● Task prompt
Below is a listing to write out in full, exactly as given, without its pictures.

● Source data
-=-=-=-=-

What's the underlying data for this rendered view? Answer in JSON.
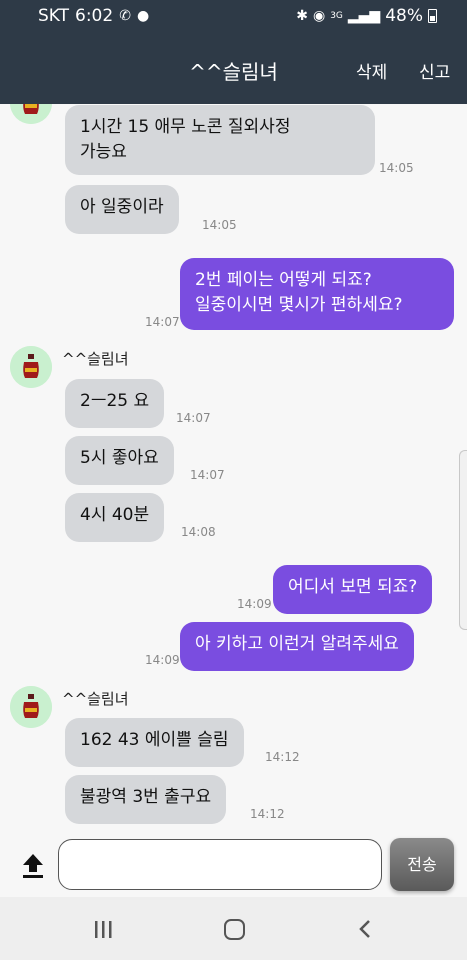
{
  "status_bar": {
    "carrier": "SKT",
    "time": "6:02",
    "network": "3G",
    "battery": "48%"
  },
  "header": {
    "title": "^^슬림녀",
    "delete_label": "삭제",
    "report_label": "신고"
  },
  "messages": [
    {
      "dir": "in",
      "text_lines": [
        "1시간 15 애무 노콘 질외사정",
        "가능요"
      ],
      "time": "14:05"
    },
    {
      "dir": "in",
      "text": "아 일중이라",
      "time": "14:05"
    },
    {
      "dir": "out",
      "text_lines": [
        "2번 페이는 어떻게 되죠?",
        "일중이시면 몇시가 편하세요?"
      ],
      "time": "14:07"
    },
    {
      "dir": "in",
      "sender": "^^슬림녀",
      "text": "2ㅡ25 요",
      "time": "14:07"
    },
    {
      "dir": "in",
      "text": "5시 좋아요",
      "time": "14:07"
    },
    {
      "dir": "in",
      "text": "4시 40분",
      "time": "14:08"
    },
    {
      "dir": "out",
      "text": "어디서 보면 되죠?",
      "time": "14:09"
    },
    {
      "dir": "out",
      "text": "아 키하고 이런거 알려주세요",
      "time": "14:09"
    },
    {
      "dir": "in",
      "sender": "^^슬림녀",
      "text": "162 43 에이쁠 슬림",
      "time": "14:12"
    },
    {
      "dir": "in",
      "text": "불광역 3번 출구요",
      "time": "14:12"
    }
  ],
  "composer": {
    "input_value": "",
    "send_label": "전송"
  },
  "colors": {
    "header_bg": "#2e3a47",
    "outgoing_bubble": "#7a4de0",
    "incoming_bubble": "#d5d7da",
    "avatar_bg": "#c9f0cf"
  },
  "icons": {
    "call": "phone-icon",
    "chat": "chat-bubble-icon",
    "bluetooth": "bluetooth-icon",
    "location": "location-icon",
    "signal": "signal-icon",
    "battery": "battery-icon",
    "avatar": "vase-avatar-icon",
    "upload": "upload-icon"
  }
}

-=-=-=-=-

● Complete answer
What's the underlying data for this rendered view? Answer in JSON.
{
  "status_bar": {
    "carrier": "SKT",
    "time": "6:02",
    "network": "3G",
    "battery": "48%"
  },
  "header": {
    "title": "^^슬림녀",
    "delete_label": "삭제",
    "report_label": "신고"
  },
  "messages": [
    {
      "dir": "in",
      "text_lines": [
        "1시간 15 애무 노콘 질외사정",
        "가능요"
      ],
      "time": "14:05"
    },
    {
      "dir": "in",
      "text": "아 일중이라",
      "time": "14:05"
    },
    {
      "dir": "out",
      "text_lines": [
        "2번 페이는 어떻게 되죠?",
        "일중이시면 몇시가 편하세요?"
      ],
      "time": "14:07"
    },
    {
      "dir": "in",
      "sender": "^^슬림녀",
      "text": "2ㅡ25 요",
      "time": "14:07"
    },
    {
      "dir": "in",
      "text": "5시 좋아요",
      "time": "14:07"
    },
    {
      "dir": "in",
      "text": "4시 40분",
      "time": "14:08"
    },
    {
      "dir": "out",
      "text": "어디서 보면 되죠?",
      "time": "14:09"
    },
    {
      "dir": "out",
      "text": "아 키하고 이런거 알려주세요",
      "time": "14:09"
    },
    {
      "dir": "in",
      "sender": "^^슬림녀",
      "text": "162 43 에이쁠 슬림",
      "time": "14:12"
    },
    {
      "dir": "in",
      "text": "불광역 3번 출구요",
      "time": "14:12"
    }
  ],
  "composer": {
    "input_value": "",
    "send_label": "전송"
  },
  "colors": {
    "header_bg": "#2e3a47",
    "outgoing_bubble": "#7a4de0",
    "incoming_bubble": "#d5d7da",
    "avatar_bg": "#c9f0cf"
  },
  "icons": {
    "call": "phone-icon",
    "chat": "chat-bubble-icon",
    "bluetooth": "bluetooth-icon",
    "location": "location-icon",
    "signal": "signal-icon",
    "battery": "battery-icon",
    "avatar": "vase-avatar-icon",
    "upload": "upload-icon"
  }
}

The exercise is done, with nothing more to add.